From the line containing "Decode this image" to the last line of the data below, copy everything exactly and nothing else; pictures stay out.
══════════
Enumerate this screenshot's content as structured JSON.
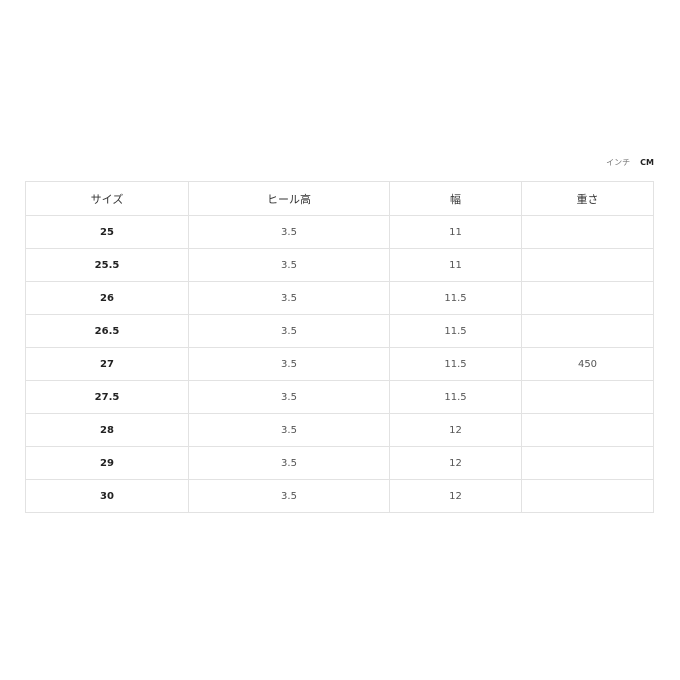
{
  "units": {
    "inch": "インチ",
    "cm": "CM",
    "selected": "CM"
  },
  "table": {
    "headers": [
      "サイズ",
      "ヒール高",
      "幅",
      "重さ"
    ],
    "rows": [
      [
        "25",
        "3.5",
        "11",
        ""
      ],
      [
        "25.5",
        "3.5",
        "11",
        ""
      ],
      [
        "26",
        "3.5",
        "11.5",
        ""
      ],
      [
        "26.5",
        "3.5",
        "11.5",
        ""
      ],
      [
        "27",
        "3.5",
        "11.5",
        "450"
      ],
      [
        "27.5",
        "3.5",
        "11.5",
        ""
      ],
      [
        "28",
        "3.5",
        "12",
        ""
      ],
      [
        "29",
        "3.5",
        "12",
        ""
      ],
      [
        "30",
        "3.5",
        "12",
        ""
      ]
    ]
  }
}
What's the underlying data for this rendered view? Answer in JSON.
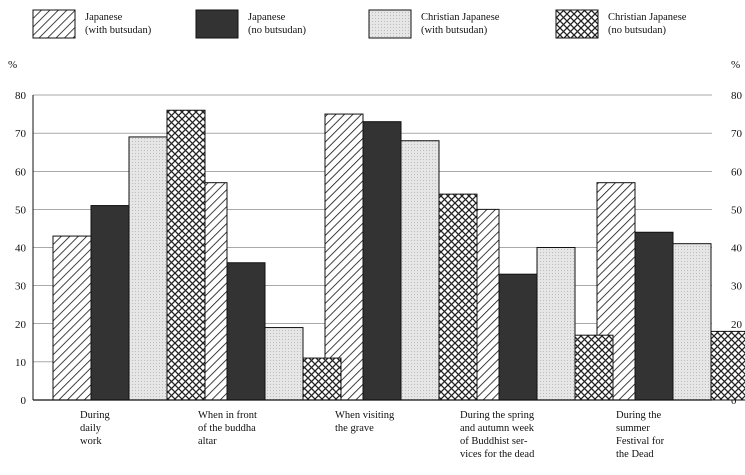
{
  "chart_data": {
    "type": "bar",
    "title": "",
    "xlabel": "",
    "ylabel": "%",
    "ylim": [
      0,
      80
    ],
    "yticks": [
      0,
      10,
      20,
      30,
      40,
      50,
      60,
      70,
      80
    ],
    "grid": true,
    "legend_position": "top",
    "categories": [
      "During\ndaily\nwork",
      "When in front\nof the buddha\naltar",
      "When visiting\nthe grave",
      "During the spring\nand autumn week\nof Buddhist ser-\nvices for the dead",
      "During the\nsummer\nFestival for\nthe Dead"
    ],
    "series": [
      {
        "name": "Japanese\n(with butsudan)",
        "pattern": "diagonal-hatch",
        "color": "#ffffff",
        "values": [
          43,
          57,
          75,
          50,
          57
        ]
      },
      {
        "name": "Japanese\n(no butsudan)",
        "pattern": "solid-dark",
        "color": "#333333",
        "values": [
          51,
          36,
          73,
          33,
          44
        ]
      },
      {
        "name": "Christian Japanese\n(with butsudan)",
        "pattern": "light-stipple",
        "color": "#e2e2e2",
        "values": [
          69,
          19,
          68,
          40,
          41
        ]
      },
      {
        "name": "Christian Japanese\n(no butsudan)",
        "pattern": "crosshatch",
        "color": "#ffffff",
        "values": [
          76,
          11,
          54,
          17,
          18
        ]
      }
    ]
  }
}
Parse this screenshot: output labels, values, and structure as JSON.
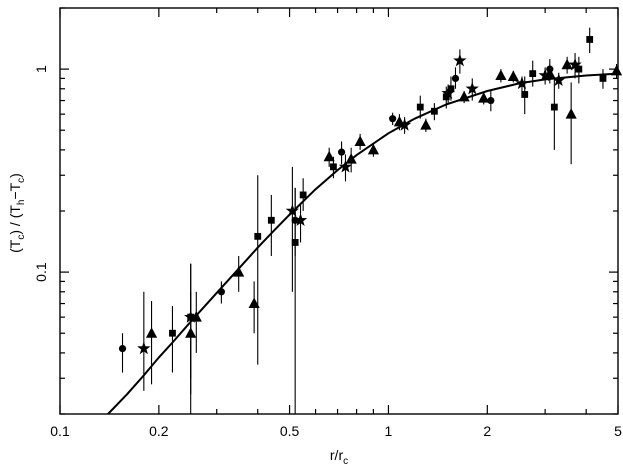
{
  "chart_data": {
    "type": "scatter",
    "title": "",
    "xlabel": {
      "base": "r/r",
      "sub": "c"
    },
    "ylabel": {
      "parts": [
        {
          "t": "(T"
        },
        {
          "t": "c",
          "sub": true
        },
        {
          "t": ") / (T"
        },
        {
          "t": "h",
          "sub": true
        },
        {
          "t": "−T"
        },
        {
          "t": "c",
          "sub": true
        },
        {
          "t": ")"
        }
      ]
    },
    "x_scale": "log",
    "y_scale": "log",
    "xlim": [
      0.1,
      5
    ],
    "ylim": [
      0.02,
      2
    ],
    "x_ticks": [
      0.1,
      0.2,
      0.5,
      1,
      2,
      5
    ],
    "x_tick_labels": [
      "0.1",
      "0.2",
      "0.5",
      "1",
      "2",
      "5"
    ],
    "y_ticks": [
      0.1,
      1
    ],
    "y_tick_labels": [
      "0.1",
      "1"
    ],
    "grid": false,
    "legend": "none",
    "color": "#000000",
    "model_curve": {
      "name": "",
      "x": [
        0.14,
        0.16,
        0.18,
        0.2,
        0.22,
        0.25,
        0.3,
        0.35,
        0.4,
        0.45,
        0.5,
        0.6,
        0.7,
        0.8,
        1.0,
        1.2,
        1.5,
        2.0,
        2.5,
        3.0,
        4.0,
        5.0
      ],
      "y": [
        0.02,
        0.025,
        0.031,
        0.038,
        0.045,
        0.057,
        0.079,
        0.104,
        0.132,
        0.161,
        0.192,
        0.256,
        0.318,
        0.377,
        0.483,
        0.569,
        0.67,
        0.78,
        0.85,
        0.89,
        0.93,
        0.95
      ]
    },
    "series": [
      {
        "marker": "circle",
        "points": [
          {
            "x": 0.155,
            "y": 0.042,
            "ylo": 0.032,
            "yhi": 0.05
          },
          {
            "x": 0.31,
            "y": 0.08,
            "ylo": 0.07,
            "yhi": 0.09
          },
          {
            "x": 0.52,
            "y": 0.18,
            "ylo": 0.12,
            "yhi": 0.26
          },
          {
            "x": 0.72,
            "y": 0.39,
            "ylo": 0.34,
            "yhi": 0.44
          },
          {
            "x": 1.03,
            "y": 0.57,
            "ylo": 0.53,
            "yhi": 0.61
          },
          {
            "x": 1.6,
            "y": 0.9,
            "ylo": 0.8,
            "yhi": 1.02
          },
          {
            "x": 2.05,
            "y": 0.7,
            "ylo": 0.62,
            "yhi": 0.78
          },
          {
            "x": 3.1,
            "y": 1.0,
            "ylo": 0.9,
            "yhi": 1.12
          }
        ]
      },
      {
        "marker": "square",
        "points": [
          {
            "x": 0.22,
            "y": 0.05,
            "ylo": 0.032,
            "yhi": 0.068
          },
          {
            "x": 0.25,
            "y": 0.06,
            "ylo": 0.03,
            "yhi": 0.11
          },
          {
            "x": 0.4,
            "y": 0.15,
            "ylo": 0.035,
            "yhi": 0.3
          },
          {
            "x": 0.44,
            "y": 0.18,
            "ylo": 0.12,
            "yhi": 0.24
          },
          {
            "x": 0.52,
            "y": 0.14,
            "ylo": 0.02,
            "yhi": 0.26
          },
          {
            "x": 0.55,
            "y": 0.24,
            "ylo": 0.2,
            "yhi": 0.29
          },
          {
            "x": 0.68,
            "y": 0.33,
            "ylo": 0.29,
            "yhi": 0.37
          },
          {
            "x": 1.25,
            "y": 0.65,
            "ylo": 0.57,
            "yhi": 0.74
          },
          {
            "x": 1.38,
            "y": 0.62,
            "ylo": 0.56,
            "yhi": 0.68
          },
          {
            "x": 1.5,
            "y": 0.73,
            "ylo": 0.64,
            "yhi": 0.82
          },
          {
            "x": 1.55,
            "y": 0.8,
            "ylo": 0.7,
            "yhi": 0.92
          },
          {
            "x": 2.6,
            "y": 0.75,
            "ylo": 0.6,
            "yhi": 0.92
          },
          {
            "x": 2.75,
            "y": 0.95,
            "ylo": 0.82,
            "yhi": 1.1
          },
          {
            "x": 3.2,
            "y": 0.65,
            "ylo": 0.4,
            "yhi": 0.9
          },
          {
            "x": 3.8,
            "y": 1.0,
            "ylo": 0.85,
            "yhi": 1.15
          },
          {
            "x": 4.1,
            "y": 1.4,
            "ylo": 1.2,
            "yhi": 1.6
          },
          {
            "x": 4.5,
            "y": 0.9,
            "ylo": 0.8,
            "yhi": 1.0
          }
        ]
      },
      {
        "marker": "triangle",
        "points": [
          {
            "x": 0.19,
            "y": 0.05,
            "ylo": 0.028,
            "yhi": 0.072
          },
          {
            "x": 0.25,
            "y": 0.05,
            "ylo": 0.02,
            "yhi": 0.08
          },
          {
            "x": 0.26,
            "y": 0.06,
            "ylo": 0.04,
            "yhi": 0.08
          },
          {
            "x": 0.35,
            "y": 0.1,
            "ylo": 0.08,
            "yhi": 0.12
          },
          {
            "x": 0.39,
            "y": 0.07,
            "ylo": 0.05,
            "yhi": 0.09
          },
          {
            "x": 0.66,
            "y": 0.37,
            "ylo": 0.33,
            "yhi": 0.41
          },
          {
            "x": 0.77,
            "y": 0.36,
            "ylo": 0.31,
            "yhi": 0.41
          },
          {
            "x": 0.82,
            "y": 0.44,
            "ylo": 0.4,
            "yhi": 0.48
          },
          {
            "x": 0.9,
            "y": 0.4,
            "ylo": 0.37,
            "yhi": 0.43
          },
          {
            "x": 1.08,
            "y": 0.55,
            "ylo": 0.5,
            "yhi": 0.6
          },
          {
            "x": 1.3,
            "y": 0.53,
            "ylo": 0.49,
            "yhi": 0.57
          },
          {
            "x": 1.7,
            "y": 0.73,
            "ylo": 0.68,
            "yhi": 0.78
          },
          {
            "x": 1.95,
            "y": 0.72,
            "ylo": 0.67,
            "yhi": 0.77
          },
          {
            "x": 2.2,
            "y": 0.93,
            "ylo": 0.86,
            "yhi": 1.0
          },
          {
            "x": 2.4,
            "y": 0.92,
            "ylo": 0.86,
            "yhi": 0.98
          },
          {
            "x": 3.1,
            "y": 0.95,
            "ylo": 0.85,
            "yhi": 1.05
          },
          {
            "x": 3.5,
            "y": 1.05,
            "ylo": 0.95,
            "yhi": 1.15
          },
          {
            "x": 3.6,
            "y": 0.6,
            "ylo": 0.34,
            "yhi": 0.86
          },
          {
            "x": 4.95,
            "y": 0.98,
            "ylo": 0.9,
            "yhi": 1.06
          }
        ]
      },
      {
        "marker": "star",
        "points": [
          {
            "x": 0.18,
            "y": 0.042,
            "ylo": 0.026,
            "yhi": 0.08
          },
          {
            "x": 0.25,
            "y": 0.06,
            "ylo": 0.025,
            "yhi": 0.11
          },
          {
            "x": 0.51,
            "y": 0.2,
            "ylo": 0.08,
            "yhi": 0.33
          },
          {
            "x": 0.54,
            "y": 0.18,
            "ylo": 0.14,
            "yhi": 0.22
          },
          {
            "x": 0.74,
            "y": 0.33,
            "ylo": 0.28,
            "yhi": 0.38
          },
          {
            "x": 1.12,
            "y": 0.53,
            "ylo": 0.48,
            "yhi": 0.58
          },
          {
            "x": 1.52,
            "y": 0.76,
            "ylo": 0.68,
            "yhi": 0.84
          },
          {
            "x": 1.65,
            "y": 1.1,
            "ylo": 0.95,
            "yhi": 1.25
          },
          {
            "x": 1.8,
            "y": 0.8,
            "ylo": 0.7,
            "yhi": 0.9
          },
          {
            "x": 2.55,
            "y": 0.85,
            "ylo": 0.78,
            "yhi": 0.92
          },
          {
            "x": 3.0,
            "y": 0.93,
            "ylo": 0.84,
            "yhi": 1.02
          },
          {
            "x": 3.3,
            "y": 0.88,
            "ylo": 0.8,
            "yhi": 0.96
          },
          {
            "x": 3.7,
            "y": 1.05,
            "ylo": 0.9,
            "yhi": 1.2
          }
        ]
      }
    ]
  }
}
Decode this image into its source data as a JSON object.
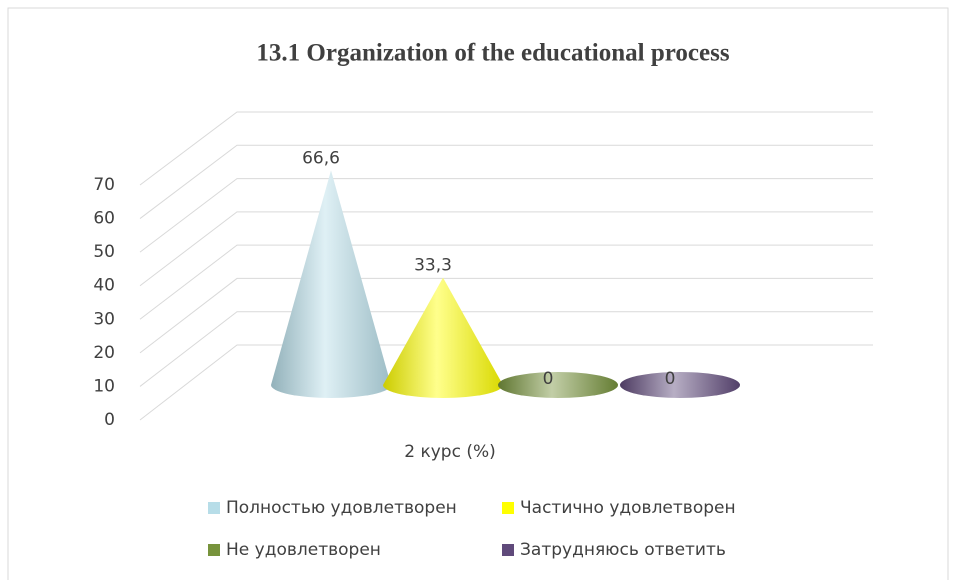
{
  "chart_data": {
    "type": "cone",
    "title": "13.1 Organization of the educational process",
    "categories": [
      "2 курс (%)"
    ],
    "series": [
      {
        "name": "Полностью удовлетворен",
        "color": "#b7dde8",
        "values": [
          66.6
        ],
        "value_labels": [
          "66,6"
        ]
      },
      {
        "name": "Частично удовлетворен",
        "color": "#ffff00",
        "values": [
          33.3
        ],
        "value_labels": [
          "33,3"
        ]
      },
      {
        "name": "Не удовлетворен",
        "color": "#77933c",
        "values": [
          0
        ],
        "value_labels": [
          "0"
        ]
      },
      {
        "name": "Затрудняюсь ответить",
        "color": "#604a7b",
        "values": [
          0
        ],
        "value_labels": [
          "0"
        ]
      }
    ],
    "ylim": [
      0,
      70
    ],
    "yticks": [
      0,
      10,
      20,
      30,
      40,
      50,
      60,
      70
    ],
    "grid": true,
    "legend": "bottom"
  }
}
══════════
→ Solution to this task:
Decode this image into its source data as a JSON object.
{
  "chart_data": {
    "type": "cone",
    "title": "13.1 Organization of the educational process",
    "categories": [
      "2 курс (%)"
    ],
    "series": [
      {
        "name": "Полностью удовлетворен",
        "color": "#b7dde8",
        "values": [
          66.6
        ],
        "value_labels": [
          "66,6"
        ]
      },
      {
        "name": "Частично удовлетворен",
        "color": "#ffff00",
        "values": [
          33.3
        ],
        "value_labels": [
          "33,3"
        ]
      },
      {
        "name": "Не удовлетворен",
        "color": "#77933c",
        "values": [
          0
        ],
        "value_labels": [
          "0"
        ]
      },
      {
        "name": "Затрудняюсь ответить",
        "color": "#604a7b",
        "values": [
          0
        ],
        "value_labels": [
          "0"
        ]
      }
    ],
    "ylim": [
      0,
      70
    ],
    "yticks": [
      0,
      10,
      20,
      30,
      40,
      50,
      60,
      70
    ],
    "grid": true,
    "legend": "bottom"
  }
}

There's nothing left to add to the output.